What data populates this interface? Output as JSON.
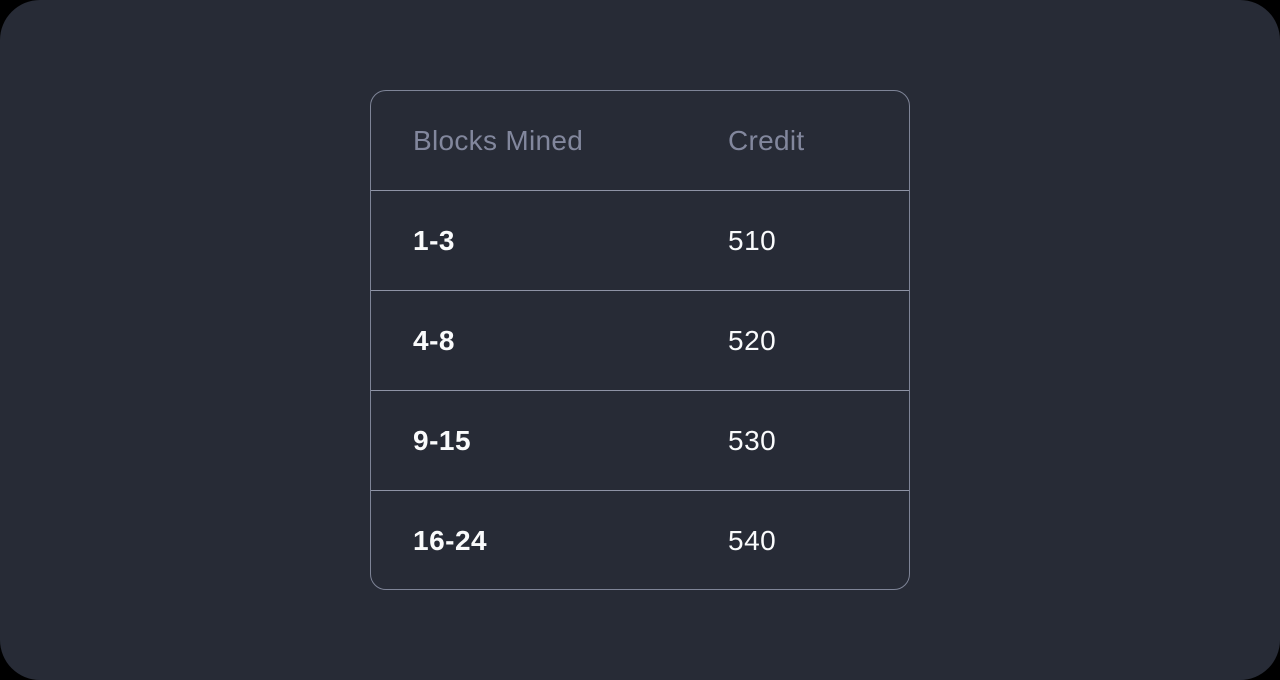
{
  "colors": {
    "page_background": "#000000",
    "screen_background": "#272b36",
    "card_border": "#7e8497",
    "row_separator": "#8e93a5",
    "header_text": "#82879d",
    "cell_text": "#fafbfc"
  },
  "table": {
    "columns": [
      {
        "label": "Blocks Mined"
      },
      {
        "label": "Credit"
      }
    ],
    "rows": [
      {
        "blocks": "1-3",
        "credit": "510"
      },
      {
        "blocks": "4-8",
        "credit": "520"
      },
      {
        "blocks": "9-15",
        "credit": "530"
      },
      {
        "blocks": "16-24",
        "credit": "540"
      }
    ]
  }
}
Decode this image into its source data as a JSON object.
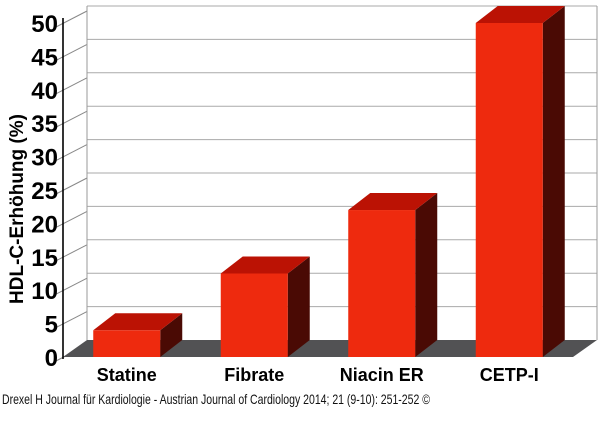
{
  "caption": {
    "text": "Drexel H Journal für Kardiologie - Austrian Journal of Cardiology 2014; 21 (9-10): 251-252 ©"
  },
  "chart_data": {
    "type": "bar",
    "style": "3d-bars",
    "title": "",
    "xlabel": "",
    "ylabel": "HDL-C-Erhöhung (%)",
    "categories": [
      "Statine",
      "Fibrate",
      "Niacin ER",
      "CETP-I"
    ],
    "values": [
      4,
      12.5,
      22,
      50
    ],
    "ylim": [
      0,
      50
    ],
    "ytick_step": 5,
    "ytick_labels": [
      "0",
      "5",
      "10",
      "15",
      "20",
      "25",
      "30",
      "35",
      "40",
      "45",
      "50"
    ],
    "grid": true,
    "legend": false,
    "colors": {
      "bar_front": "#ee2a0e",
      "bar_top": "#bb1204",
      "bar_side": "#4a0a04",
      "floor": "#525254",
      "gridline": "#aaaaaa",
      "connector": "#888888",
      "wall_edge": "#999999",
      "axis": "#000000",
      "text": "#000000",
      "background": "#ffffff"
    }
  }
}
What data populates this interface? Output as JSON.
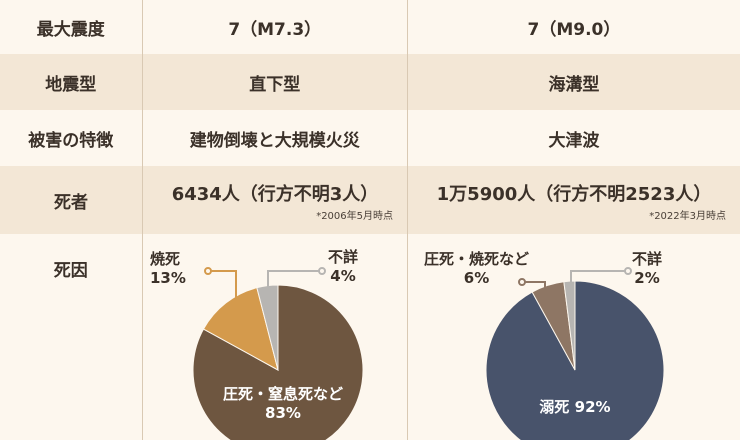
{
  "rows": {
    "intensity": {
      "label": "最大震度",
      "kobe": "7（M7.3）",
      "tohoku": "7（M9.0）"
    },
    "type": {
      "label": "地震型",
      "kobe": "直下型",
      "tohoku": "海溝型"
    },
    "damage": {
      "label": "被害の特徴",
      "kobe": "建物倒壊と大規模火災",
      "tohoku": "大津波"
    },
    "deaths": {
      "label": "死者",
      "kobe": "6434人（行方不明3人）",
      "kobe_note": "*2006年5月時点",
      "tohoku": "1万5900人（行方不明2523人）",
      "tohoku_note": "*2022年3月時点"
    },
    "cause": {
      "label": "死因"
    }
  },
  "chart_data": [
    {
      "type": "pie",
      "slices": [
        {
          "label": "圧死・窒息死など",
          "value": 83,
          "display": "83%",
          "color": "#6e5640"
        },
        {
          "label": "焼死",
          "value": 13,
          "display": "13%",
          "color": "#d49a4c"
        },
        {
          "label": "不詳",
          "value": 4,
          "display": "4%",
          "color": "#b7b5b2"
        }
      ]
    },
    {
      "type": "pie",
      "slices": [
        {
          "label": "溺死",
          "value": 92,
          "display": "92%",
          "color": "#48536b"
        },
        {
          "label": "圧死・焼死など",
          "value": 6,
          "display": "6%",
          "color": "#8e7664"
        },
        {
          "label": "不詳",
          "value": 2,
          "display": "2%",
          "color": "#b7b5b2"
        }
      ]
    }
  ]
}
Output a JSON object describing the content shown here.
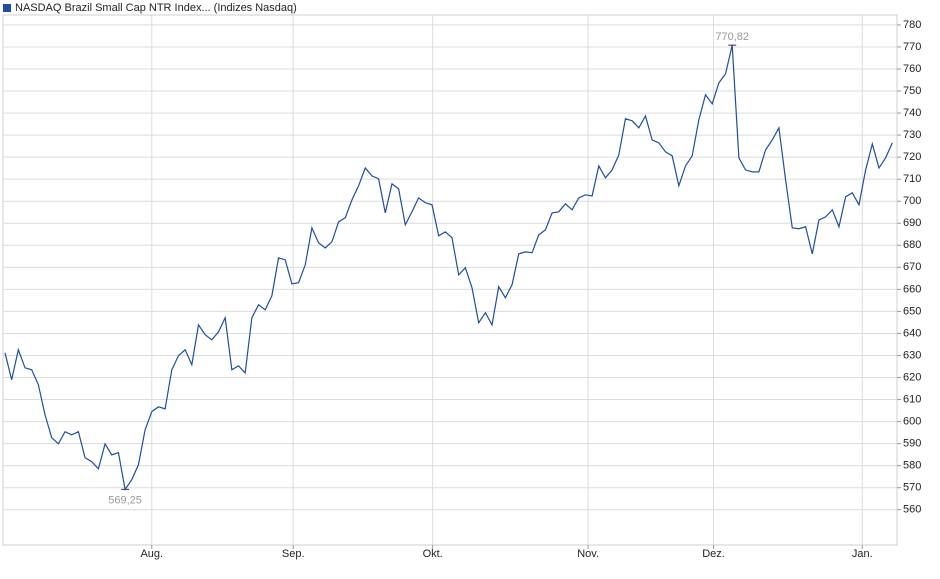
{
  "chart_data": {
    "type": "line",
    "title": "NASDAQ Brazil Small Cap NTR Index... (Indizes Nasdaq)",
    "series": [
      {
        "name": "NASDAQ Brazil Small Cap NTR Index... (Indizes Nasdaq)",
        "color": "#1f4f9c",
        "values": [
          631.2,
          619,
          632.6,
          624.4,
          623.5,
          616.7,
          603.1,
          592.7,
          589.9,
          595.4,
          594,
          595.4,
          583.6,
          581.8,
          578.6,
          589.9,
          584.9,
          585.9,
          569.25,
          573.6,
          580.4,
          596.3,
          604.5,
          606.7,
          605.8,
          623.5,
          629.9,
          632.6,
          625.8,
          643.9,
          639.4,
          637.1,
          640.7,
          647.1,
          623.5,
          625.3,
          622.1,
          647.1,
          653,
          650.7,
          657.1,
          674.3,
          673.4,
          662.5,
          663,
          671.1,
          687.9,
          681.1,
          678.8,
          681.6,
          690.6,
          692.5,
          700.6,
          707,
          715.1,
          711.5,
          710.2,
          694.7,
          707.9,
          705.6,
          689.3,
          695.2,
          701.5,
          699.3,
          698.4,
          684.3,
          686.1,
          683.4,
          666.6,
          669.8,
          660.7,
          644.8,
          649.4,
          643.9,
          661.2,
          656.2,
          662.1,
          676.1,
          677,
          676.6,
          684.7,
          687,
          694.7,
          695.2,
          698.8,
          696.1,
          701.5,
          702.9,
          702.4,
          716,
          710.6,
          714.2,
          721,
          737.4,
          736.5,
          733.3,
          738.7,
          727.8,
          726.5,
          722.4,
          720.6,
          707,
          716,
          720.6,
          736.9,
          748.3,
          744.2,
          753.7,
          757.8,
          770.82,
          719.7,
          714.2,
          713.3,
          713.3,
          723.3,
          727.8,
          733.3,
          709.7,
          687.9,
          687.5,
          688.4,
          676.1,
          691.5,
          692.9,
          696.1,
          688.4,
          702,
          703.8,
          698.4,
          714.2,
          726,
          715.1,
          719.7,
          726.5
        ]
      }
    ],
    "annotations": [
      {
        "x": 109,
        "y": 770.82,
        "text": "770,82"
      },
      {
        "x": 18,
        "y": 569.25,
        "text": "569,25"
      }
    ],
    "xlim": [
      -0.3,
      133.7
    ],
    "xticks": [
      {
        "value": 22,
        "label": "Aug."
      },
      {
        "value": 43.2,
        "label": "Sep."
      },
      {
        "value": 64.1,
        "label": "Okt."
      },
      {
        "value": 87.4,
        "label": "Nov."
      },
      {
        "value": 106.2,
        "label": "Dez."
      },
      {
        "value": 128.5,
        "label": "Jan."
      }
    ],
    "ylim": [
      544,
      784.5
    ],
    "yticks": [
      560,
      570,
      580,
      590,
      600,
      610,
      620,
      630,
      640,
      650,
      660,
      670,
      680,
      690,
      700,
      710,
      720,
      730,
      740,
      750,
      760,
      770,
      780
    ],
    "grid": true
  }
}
________
:: Instructions to follow ::
Omit every picture, then repeat the remaining data exactly as it appears above.

:: Complete answer ::
What data populates this interface? Output as JSON.
{
  "colors": {
    "page_background": "#000000",
    "screen_background": "#272b36",
    "card_border": "#7e8497",
    "row_separator": "#8e93a5",
    "header_text": "#82879d",
    "cell_text": "#fafbfc"
  },
  "table": {
    "columns": [
      {
        "label": "Blocks Mined"
      },
      {
        "label": "Credit"
      }
    ],
    "rows": [
      {
        "blocks": "1-3",
        "credit": "510"
      },
      {
        "blocks": "4-8",
        "credit": "520"
      },
      {
        "blocks": "9-15",
        "credit": "530"
      },
      {
        "blocks": "16-24",
        "credit": "540"
      }
    ]
  }
}
Decode this image into its source data as a JSON object.
{
  "caption": {
    "text": "Drexel H Journal für Kardiologie - Austrian Journal of Cardiology 2014; 21 (9-10): 251-252 ©"
  },
  "chart_data": {
    "type": "bar",
    "style": "3d-bars",
    "title": "",
    "xlabel": "",
    "ylabel": "HDL-C-Erhöhung (%)",
    "categories": [
      "Statine",
      "Fibrate",
      "Niacin ER",
      "CETP-I"
    ],
    "values": [
      4,
      12.5,
      22,
      50
    ],
    "ylim": [
      0,
      50
    ],
    "ytick_step": 5,
    "ytick_labels": [
      "0",
      "5",
      "10",
      "15",
      "20",
      "25",
      "30",
      "35",
      "40",
      "45",
      "50"
    ],
    "grid": true,
    "legend": false,
    "colors": {
      "bar_front": "#ee2a0e",
      "bar_top": "#bb1204",
      "bar_side": "#4a0a04",
      "floor": "#525254",
      "gridline": "#aaaaaa",
      "connector": "#888888",
      "wall_edge": "#999999",
      "axis": "#000000",
      "text": "#000000",
      "background": "#ffffff"
    }
  }
}
What data populates this interface? Output as JSON.
{
  "rows": {
    "intensity": {
      "label": "最大震度",
      "kobe": "7（M7.3）",
      "tohoku": "7（M9.0）"
    },
    "type": {
      "label": "地震型",
      "kobe": "直下型",
      "tohoku": "海溝型"
    },
    "damage": {
      "label": "被害の特徴",
      "kobe": "建物倒壊と大規模火災",
      "tohoku": "大津波"
    },
    "deaths": {
      "label": "死者",
      "kobe": "6434人（行方不明3人）",
      "kobe_note": "*2006年5月時点",
      "tohoku": "1万5900人（行方不明2523人）",
      "tohoku_note": "*2022年3月時点"
    },
    "cause": {
      "label": "死因"
    }
  },
  "chart_data": [
    {
      "type": "pie",
      "slices": [
        {
          "label": "圧死・窒息死など",
          "value": 83,
          "display": "83%",
          "color": "#6e5640"
        },
        {
          "label": "焼死",
          "value": 13,
          "display": "13%",
          "color": "#d49a4c"
        },
        {
          "label": "不詳",
          "value": 4,
          "display": "4%",
          "color": "#b7b5b2"
        }
      ]
    },
    {
      "type": "pie",
      "slices": [
        {
          "label": "溺死",
          "value": 92,
          "display": "92%",
          "color": "#48536b"
        },
        {
          "label": "圧死・焼死など",
          "value": 6,
          "display": "6%",
          "color": "#8e7664"
        },
        {
          "label": "不詳",
          "value": 2,
          "display": "2%",
          "color": "#b7b5b2"
        }
      ]
    }
  ]
}
Output a JSON object describing the content shown here.
{
  "chart_data": {
    "type": "line",
    "title": "NASDAQ Brazil Small Cap NTR Index... (Indizes Nasdaq)",
    "series": [
      {
        "name": "NASDAQ Brazil Small Cap NTR Index... (Indizes Nasdaq)",
        "color": "#1f4f9c",
        "values": [
          631.2,
          619,
          632.6,
          624.4,
          623.5,
          616.7,
          603.1,
          592.7,
          589.9,
          595.4,
          594,
          595.4,
          583.6,
          581.8,
          578.6,
          589.9,
          584.9,
          585.9,
          569.25,
          573.6,
          580.4,
          596.3,
          604.5,
          606.7,
          605.8,
          623.5,
          629.9,
          632.6,
          625.8,
          643.9,
          639.4,
          637.1,
          640.7,
          647.1,
          623.5,
          625.3,
          622.1,
          647.1,
          653,
          650.7,
          657.1,
          674.3,
          673.4,
          662.5,
          663,
          671.1,
          687.9,
          681.1,
          678.8,
          681.6,
          690.6,
          692.5,
          700.6,
          707,
          715.1,
          711.5,
          710.2,
          694.7,
          707.9,
          705.6,
          689.3,
          695.2,
          701.5,
          699.3,
          698.4,
          684.3,
          686.1,
          683.4,
          666.6,
          669.8,
          660.7,
          644.8,
          649.4,
          643.9,
          661.2,
          656.2,
          662.1,
          676.1,
          677,
          676.6,
          684.7,
          687,
          694.7,
          695.2,
          698.8,
          696.1,
          701.5,
          702.9,
          702.4,
          716,
          710.6,
          714.2,
          721,
          737.4,
          736.5,
          733.3,
          738.7,
          727.8,
          726.5,
          722.4,
          720.6,
          707,
          716,
          720.6,
          736.9,
          748.3,
          744.2,
          753.7,
          757.8,
          770.82,
          719.7,
          714.2,
          713.3,
          713.3,
          723.3,
          727.8,
          733.3,
          709.7,
          687.9,
          687.5,
          688.4,
          676.1,
          691.5,
          692.9,
          696.1,
          688.4,
          702,
          703.8,
          698.4,
          714.2,
          726,
          715.1,
          719.7,
          726.5
        ]
      }
    ],
    "annotations": [
      {
        "x": 109,
        "y": 770.82,
        "text": "770,82"
      },
      {
        "x": 18,
        "y": 569.25,
        "text": "569,25"
      }
    ],
    "xlim": [
      -0.3,
      133.7
    ],
    "xticks": [
      {
        "value": 22,
        "label": "Aug."
      },
      {
        "value": 43.2,
        "label": "Sep."
      },
      {
        "value": 64.1,
        "label": "Okt."
      },
      {
        "value": 87.4,
        "label": "Nov."
      },
      {
        "value": 106.2,
        "label": "Dez."
      },
      {
        "value": 128.5,
        "label": "Jan."
      }
    ],
    "ylim": [
      544,
      784.5
    ],
    "yticks": [
      560,
      570,
      580,
      590,
      600,
      610,
      620,
      630,
      640,
      650,
      660,
      670,
      680,
      690,
      700,
      710,
      720,
      730,
      740,
      750,
      760,
      770,
      780
    ],
    "grid": true
  }
}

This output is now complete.